(Dataset rows about figures)
☆ ☆ ☆

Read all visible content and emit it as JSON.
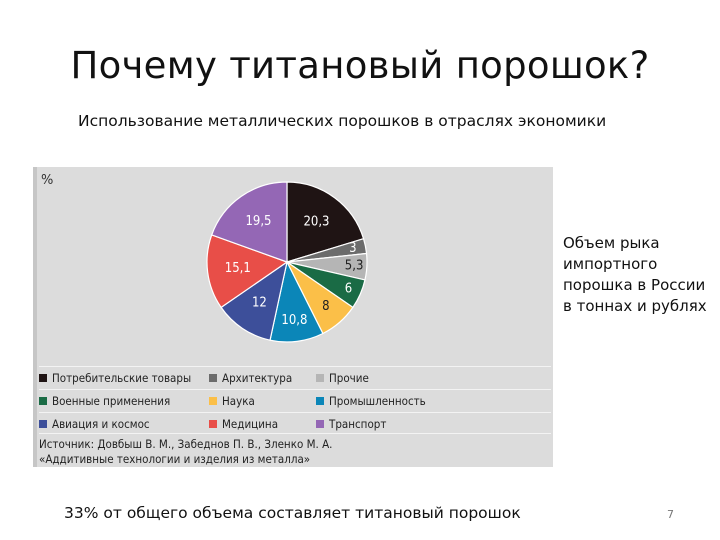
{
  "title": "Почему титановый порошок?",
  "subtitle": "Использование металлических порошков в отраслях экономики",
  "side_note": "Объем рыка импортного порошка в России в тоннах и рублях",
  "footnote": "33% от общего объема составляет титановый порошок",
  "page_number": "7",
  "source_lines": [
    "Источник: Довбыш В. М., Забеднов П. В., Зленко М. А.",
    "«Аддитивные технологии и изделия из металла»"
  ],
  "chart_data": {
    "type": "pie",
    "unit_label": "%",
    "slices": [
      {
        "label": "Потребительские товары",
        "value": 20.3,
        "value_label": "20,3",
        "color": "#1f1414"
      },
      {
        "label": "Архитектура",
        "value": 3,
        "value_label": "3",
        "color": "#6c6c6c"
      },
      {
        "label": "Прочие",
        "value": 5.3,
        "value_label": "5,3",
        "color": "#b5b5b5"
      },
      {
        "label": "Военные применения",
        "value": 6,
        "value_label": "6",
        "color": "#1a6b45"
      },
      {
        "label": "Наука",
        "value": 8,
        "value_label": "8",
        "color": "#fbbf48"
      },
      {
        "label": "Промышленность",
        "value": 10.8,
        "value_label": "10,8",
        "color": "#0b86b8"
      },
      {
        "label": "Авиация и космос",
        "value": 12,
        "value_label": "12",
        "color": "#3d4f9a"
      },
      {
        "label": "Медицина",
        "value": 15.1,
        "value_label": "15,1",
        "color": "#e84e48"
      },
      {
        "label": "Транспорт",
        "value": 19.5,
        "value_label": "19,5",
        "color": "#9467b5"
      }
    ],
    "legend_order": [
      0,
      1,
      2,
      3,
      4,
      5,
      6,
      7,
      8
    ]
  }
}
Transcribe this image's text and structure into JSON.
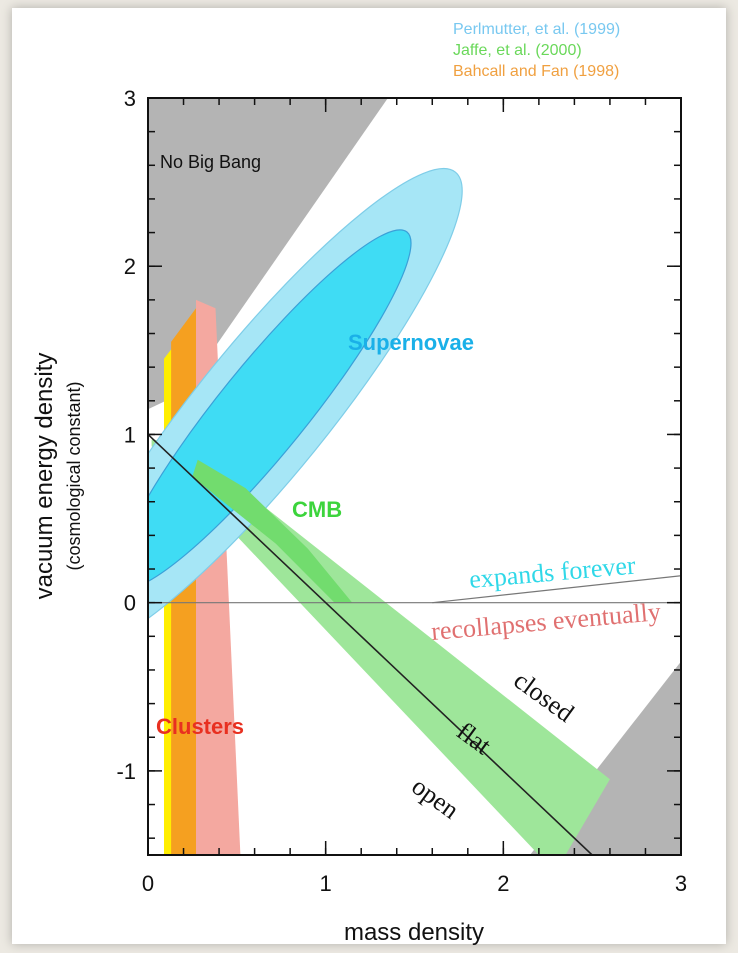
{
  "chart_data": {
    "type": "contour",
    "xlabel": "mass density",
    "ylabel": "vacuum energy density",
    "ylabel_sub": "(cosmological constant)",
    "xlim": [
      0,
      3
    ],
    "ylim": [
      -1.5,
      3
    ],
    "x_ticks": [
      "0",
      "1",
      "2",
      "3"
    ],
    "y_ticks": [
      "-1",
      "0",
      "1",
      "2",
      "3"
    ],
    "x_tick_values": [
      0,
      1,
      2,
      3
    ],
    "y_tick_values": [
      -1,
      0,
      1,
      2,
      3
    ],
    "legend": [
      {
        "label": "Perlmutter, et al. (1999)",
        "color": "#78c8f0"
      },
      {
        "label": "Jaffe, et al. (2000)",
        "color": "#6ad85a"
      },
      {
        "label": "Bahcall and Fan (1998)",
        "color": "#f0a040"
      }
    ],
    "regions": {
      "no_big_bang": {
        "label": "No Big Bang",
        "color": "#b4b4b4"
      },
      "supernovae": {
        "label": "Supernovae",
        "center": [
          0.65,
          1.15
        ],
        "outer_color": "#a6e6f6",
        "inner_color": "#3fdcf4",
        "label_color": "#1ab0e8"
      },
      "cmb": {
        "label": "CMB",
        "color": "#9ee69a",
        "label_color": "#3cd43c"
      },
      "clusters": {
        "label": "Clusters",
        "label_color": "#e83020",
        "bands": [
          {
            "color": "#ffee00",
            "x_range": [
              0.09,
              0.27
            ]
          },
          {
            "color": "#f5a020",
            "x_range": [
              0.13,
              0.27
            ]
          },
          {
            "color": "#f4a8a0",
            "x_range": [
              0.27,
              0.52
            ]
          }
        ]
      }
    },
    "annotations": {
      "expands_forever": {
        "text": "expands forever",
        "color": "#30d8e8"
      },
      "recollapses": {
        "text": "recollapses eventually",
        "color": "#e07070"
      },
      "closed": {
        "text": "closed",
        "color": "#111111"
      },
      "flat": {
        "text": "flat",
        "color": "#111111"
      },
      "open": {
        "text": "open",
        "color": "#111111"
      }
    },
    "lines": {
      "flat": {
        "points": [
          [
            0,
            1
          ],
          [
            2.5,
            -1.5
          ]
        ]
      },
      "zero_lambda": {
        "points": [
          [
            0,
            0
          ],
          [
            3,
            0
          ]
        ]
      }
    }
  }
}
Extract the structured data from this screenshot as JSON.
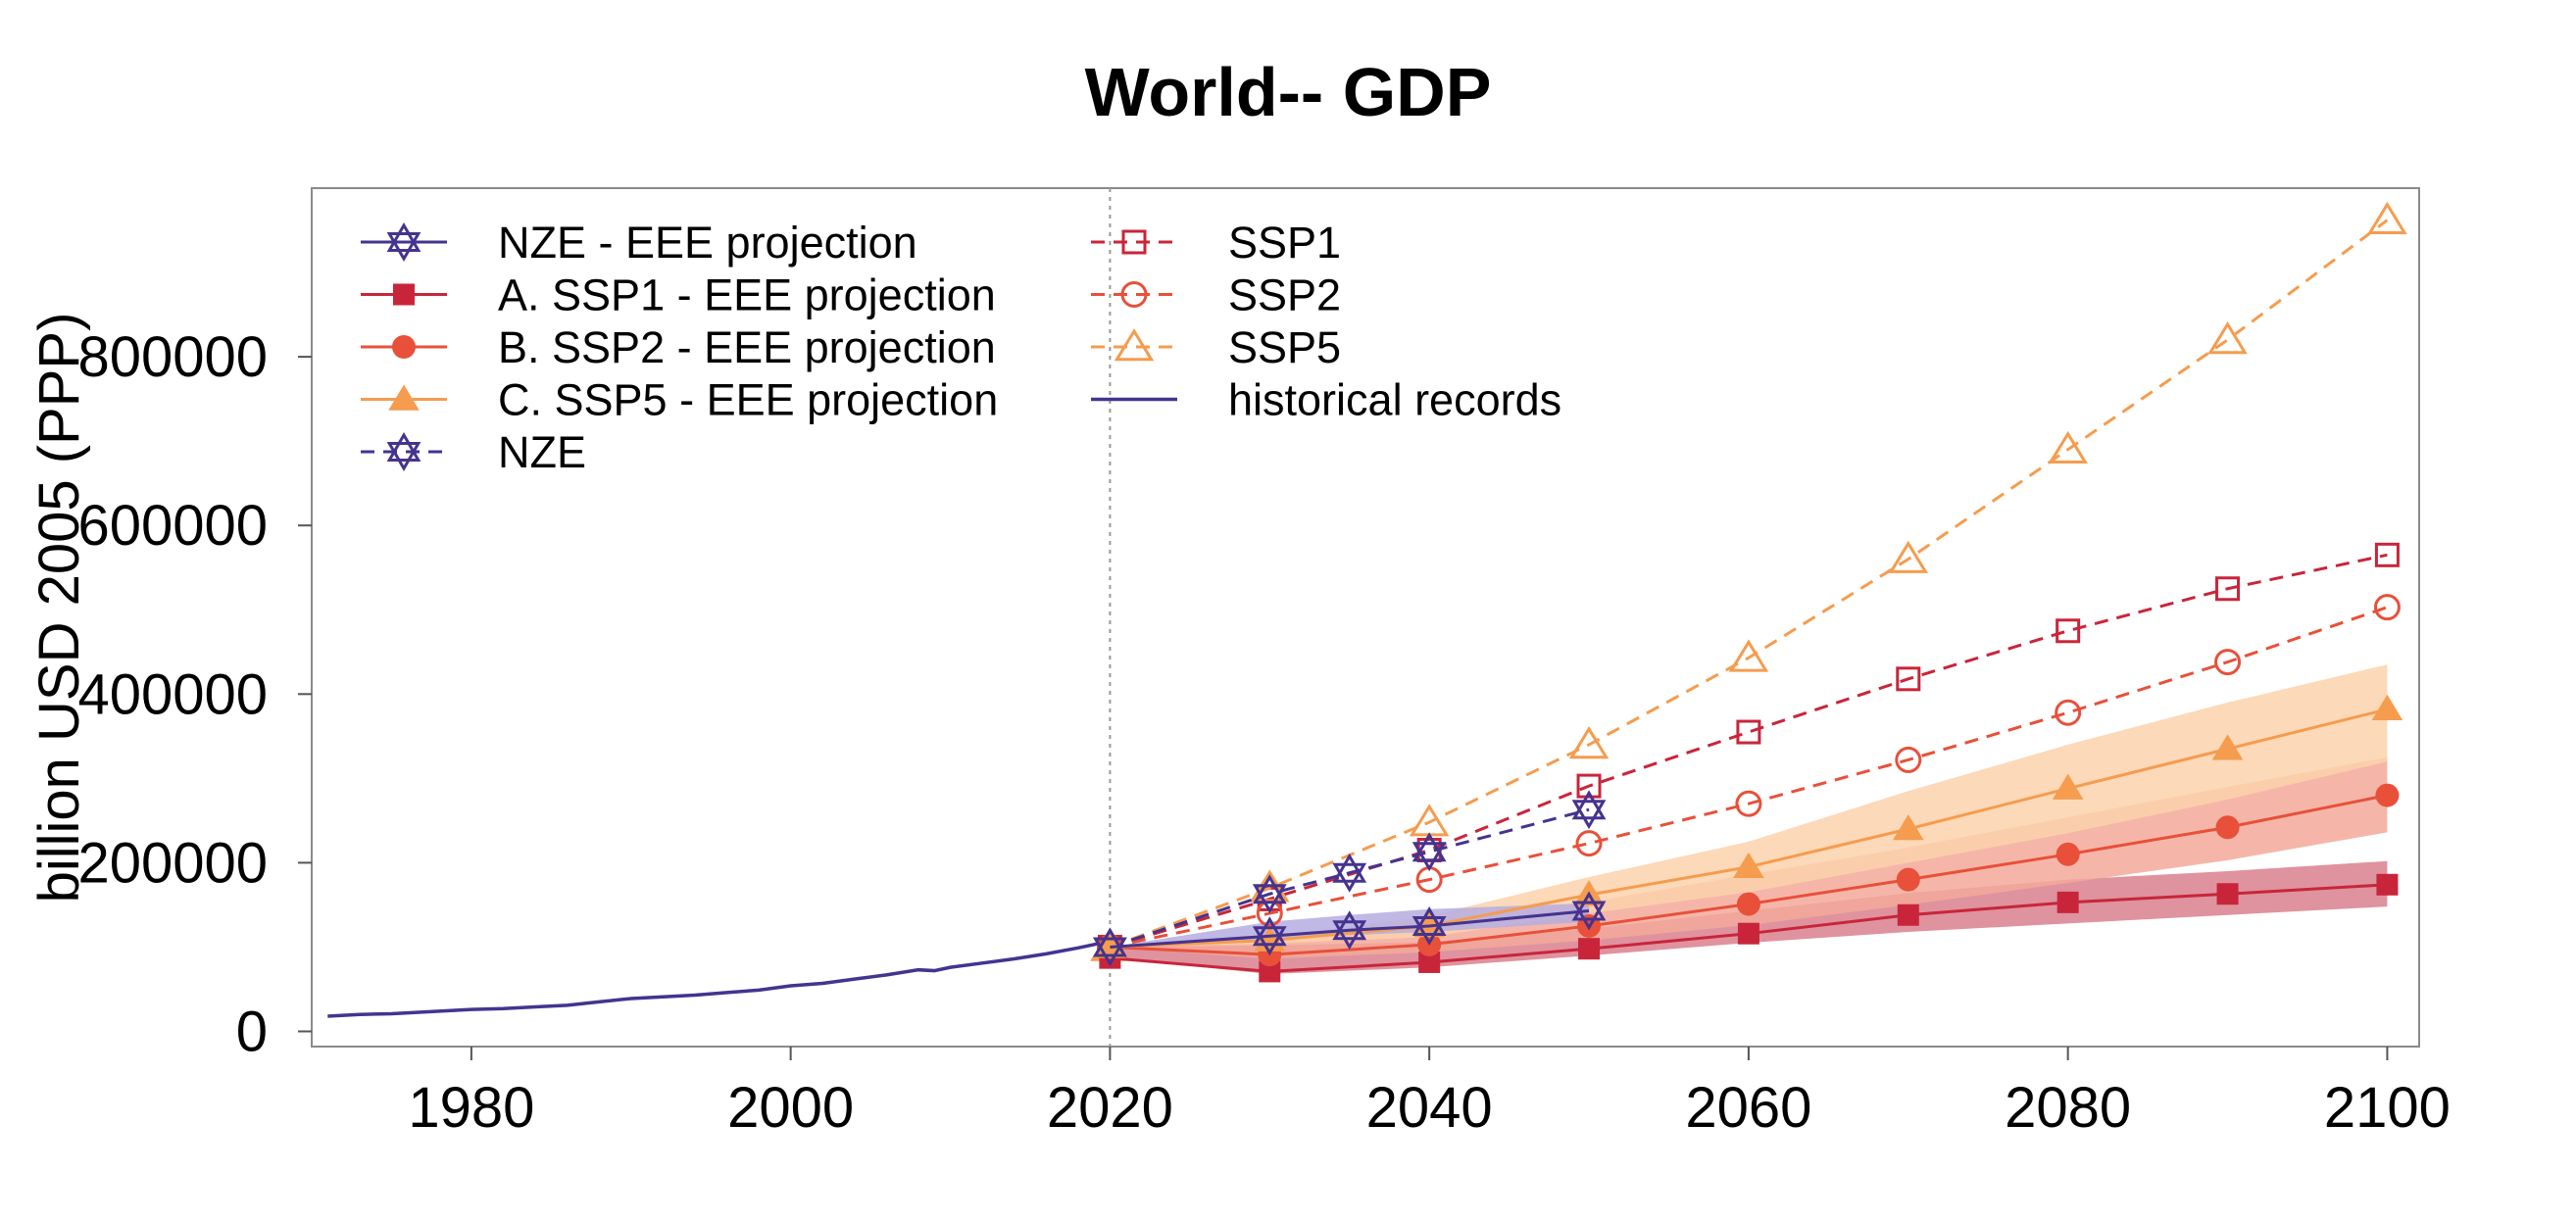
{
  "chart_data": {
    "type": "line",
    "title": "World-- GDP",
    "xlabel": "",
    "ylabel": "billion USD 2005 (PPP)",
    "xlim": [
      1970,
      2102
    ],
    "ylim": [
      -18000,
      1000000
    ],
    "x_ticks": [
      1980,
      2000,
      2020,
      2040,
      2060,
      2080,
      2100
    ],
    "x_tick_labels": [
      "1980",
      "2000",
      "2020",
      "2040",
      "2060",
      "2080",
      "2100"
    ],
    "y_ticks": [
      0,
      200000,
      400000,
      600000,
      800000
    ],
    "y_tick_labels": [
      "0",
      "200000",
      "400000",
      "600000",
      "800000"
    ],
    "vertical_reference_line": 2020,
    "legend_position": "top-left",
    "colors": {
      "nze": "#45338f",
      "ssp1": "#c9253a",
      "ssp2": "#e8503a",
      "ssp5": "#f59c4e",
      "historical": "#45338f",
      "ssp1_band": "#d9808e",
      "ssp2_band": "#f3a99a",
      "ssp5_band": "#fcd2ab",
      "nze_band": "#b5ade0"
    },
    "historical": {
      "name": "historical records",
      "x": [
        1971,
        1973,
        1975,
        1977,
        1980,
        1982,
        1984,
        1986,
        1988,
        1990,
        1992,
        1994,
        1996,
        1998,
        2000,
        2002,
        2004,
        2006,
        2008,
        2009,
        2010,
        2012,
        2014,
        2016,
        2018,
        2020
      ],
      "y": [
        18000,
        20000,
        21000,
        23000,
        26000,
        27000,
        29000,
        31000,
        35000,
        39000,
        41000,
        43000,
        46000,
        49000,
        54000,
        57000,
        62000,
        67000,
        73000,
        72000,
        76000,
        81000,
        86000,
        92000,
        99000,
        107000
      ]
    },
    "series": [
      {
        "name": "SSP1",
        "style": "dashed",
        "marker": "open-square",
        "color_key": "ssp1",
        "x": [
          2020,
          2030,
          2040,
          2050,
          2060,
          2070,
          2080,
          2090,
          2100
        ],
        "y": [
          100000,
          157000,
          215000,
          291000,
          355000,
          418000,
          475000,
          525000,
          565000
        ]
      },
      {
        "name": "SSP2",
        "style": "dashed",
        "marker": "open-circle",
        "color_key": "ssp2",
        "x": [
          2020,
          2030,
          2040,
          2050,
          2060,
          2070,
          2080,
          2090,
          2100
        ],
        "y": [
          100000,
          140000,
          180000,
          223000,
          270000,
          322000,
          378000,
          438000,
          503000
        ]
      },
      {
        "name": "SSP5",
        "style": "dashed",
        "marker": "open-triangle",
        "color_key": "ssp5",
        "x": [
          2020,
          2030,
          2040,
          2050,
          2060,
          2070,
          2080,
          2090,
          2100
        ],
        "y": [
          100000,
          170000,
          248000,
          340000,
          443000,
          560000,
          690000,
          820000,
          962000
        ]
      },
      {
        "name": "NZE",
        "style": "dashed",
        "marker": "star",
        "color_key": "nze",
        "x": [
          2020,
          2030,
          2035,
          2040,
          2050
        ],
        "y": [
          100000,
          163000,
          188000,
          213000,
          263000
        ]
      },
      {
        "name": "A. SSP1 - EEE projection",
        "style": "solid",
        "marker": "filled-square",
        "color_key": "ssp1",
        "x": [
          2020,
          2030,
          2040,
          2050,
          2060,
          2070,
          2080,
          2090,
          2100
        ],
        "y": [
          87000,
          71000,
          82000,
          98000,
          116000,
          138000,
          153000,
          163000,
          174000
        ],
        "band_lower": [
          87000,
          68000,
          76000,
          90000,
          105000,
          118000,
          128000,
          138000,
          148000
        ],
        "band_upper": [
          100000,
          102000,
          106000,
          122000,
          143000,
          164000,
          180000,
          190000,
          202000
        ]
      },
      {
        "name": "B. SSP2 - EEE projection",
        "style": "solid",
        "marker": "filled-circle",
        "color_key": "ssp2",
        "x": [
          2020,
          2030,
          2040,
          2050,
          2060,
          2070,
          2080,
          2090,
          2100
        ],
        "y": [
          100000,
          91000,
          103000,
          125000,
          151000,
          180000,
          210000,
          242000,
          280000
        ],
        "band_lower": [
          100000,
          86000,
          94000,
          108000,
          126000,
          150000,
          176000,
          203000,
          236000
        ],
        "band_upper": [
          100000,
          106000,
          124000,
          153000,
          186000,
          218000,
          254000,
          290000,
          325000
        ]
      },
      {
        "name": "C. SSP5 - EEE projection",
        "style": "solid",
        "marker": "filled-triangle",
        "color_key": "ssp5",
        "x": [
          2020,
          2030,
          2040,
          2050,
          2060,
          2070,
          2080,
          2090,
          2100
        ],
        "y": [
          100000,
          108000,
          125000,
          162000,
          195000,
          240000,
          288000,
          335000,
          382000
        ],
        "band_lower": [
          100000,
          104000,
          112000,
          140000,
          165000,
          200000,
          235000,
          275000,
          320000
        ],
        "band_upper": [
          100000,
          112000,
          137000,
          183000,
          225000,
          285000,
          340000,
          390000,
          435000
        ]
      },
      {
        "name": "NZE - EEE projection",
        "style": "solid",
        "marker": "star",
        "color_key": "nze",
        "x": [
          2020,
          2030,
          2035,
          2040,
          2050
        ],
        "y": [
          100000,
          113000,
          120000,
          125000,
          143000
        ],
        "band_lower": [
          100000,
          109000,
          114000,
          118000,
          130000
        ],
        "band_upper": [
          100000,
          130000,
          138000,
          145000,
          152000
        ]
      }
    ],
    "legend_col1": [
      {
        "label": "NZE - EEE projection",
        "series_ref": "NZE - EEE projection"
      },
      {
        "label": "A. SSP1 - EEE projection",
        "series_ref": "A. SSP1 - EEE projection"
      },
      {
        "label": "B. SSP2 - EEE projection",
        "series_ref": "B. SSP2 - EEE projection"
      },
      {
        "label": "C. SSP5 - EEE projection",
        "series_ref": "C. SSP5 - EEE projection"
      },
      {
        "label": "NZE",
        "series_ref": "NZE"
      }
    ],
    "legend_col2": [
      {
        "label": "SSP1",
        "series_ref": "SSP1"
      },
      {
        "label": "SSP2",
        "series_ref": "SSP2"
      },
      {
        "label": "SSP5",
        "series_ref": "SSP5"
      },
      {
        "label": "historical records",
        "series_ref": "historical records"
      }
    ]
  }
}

☆ ☆ ☆

● WRITTEN PROBLEM:
Find each line in the records holding the string "triangle" and show it.

● CORRECT RESPONSE:
        "marker": "open-triangle",
        "marker": "filled-triangle",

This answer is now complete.